* **Stored rows**
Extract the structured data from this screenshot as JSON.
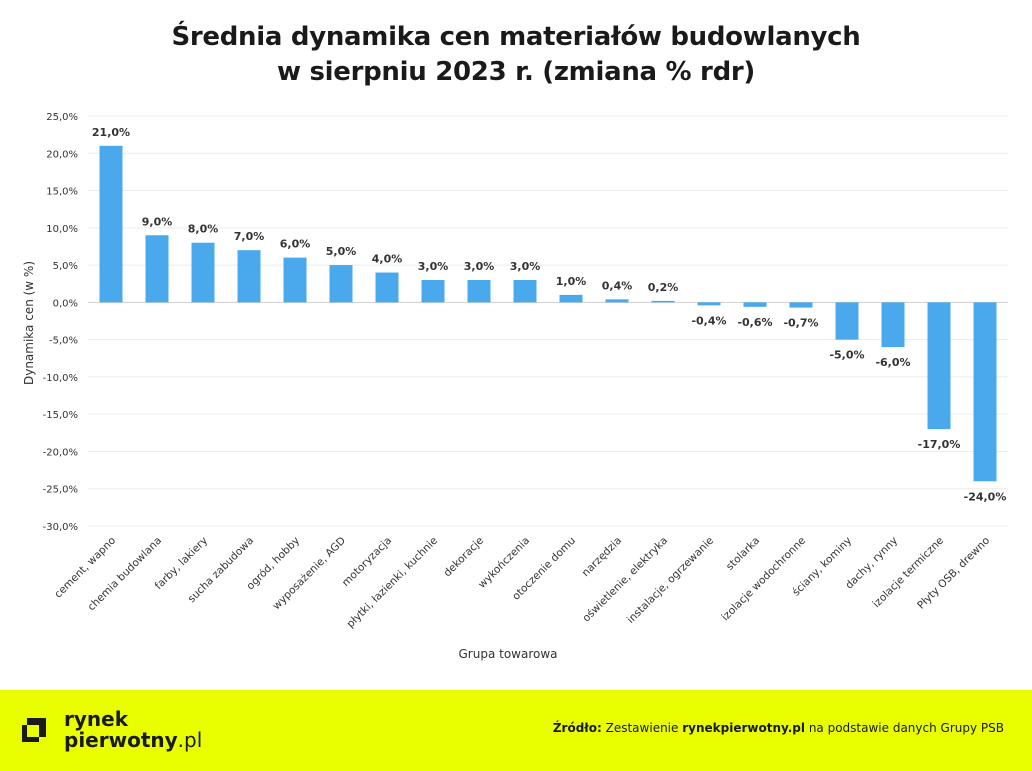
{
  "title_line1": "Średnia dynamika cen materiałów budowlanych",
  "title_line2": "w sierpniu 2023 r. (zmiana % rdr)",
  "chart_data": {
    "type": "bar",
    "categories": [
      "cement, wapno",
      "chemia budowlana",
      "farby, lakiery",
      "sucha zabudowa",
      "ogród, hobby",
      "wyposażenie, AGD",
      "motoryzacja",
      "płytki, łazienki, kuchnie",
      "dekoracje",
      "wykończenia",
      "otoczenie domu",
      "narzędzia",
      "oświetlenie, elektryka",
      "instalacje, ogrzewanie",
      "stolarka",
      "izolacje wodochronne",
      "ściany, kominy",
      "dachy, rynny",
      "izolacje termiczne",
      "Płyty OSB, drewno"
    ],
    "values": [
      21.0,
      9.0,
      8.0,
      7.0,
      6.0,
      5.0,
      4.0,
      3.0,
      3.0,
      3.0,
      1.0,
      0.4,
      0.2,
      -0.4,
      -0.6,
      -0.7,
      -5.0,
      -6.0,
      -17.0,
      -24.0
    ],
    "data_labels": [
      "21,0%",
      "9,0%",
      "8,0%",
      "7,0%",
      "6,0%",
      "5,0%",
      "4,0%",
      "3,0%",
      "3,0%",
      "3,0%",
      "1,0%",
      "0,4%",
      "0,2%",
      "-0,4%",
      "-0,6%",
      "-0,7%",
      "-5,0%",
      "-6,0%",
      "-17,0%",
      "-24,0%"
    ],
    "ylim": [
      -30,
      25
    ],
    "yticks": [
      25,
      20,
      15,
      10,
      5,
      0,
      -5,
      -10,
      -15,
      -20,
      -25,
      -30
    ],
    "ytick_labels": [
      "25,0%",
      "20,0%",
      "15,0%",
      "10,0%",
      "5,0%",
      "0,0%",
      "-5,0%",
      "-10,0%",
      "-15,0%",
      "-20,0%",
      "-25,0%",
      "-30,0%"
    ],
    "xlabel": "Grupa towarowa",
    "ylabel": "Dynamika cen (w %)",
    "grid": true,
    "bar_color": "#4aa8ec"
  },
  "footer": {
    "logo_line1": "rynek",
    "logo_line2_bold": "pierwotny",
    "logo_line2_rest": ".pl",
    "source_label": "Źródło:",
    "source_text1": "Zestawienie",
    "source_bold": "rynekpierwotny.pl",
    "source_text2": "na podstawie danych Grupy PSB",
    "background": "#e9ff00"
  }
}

* **Exercise goal**
From the listing above, copy out each line where the word "izolacje" appears.

* **Solution to the problem**
      "izolacje wodochronne",
      "izolacje termiczne",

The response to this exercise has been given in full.